In your copy, include every line of the listing below exactly but none of the pictures.

→ Dataset items:
——

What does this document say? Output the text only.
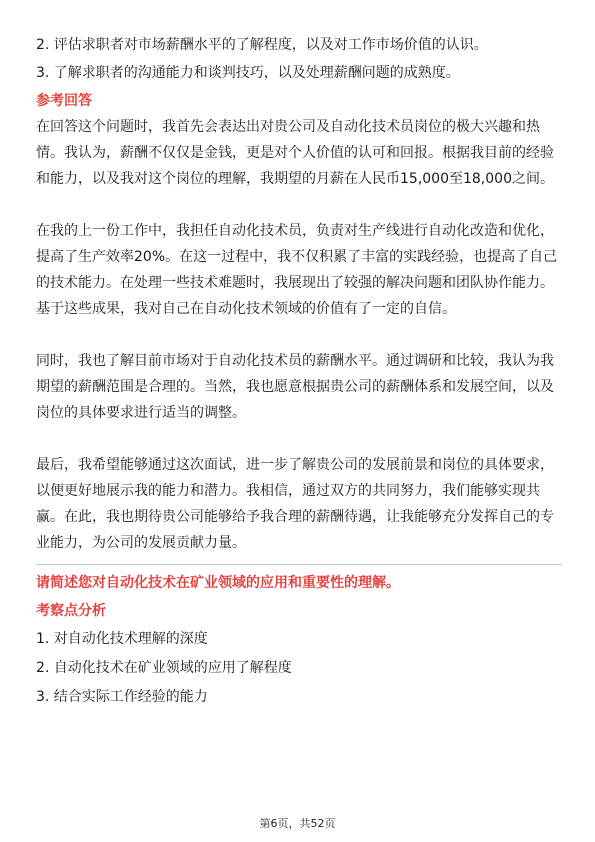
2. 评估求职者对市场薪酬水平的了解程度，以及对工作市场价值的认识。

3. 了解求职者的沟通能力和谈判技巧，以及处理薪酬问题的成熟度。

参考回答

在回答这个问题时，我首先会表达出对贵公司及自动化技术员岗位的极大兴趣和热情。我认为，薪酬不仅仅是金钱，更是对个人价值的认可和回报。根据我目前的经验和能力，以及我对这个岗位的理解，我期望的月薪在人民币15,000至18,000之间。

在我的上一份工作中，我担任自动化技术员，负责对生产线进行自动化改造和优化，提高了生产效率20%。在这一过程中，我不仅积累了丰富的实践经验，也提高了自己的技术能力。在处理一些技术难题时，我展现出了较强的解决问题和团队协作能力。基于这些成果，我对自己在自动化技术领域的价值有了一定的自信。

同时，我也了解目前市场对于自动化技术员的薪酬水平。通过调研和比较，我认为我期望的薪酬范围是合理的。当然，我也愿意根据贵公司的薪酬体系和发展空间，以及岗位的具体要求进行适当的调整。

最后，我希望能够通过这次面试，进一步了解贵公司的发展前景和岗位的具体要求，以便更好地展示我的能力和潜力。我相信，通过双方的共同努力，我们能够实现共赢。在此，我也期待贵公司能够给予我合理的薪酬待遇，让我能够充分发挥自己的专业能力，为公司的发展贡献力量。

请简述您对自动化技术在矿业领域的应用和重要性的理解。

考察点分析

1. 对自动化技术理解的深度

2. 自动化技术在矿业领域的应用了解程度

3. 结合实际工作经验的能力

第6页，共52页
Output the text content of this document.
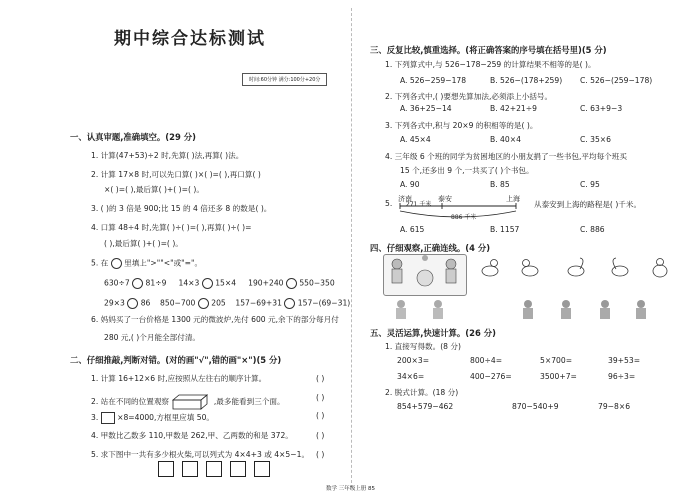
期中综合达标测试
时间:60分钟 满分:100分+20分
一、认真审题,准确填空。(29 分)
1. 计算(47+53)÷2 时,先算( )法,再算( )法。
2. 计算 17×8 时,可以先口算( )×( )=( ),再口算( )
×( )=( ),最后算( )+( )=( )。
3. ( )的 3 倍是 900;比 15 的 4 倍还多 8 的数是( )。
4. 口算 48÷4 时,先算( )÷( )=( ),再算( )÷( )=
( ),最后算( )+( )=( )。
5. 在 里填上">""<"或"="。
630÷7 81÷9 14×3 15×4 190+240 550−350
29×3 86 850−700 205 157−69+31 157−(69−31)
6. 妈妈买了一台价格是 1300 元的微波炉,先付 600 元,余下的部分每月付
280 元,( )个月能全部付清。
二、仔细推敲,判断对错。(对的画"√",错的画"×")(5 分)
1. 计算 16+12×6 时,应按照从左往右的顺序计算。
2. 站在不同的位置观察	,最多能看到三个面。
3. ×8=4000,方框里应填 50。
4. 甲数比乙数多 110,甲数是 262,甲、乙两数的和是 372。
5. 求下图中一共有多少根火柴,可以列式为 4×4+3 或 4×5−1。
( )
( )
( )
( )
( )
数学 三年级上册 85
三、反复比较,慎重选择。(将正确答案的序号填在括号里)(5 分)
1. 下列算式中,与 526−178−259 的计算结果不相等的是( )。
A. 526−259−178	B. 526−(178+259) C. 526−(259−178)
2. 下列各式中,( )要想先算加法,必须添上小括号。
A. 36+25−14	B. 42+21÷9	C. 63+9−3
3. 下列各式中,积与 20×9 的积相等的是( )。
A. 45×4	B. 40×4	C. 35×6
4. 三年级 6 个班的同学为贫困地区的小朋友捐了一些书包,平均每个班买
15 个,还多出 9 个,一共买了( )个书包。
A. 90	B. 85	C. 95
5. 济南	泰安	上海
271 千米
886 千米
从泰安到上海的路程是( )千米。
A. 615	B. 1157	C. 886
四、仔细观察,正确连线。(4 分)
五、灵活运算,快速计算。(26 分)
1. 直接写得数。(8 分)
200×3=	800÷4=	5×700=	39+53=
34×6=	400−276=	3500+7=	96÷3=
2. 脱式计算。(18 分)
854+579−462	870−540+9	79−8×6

——

→ The response:
What does this document say? Output the text only.
2. 评估求职者对市场薪酬水平的了解程度，以及对工作市场价值的认识。

3. 了解求职者的沟通能力和谈判技巧，以及处理薪酬问题的成熟度。

参考回答

在回答这个问题时，我首先会表达出对贵公司及自动化技术员岗位的极大兴趣和热情。我认为，薪酬不仅仅是金钱，更是对个人价值的认可和回报。根据我目前的经验和能力，以及我对这个岗位的理解，我期望的月薪在人民币15,000至18,000之间。

在我的上一份工作中，我担任自动化技术员，负责对生产线进行自动化改造和优化，提高了生产效率20%。在这一过程中，我不仅积累了丰富的实践经验，也提高了自己的技术能力。在处理一些技术难题时，我展现出了较强的解决问题和团队协作能力。基于这些成果，我对自己在自动化技术领域的价值有了一定的自信。

同时，我也了解目前市场对于自动化技术员的薪酬水平。通过调研和比较，我认为我期望的薪酬范围是合理的。当然，我也愿意根据贵公司的薪酬体系和发展空间，以及岗位的具体要求进行适当的调整。

最后，我希望能够通过这次面试，进一步了解贵公司的发展前景和岗位的具体要求，以便更好地展示我的能力和潜力。我相信，通过双方的共同努力，我们能够实现共赢。在此，我也期待贵公司能够给予我合理的薪酬待遇，让我能够充分发挥自己的专业能力，为公司的发展贡献力量。

请简述您对自动化技术在矿业领域的应用和重要性的理解。

考察点分析

1. 对自动化技术理解的深度

2. 自动化技术在矿业领域的应用了解程度

3. 结合实际工作经验的能力

第6页，共52页
Output the text content of this document.
期中综合达标测试
时间:60分钟 满分:100分+20分
一、认真审题,准确填空。(29 分)
1. 计算(47+53)÷2 时,先算( )法,再算( )法。
2. 计算 17×8 时,可以先口算( )×( )=( ),再口算( )
×( )=( ),最后算( )+( )=( )。
3. ( )的 3 倍是 900;比 15 的 4 倍还多 8 的数是( )。
4. 口算 48÷4 时,先算( )÷( )=( ),再算( )÷( )=
( ),最后算( )+( )=( )。
5. 在 里填上">""<"或"="。
630÷7 81÷9 14×3 15×4 190+240 550−350
29×3 86 850−700 205 157−69+31 157−(69−31)
6. 妈妈买了一台价格是 1300 元的微波炉,先付 600 元,余下的部分每月付
280 元,( )个月能全部付清。
二、仔细推敲,判断对错。(对的画"√",错的画"×")(5 分)
1. 计算 16+12×6 时,应按照从左往右的顺序计算。
2. 站在不同的位置观察	,最多能看到三个面。
3. ×8=4000,方框里应填 50。
4. 甲数比乙数多 110,甲数是 262,甲、乙两数的和是 372。
5. 求下图中一共有多少根火柴,可以列式为 4×4+3 或 4×5−1。
( )
( )
( )
( )
( )
数学 三年级上册 85
三、反复比较,慎重选择。(将正确答案的序号填在括号里)(5 分)
1. 下列算式中,与 526−178−259 的计算结果不相等的是( )。
A. 526−259−178	B. 526−(178+259) C. 526−(259−178)
2. 下列各式中,( )要想先算加法,必须添上小括号。
A. 36+25−14	B. 42+21÷9	C. 63+9−3
3. 下列各式中,积与 20×9 的积相等的是( )。
A. 45×4	B. 40×4	C. 35×6
4. 三年级 6 个班的同学为贫困地区的小朋友捐了一些书包,平均每个班买
15 个,还多出 9 个,一共买了( )个书包。
A. 90	B. 85	C. 95
5. 济南	泰安	上海
271 千米
886 千米
从泰安到上海的路程是( )千米。
A. 615	B. 1157	C. 886
四、仔细观察,正确连线。(4 分)
五、灵活运算,快速计算。(26 分)
1. 直接写得数。(8 分)
200×3=	800÷4=	5×700=	39+53=
34×6=	400−276=	3500+7=	96÷3=
2. 脱式计算。(18 分)
854+579−462	870−540+9	79−8×6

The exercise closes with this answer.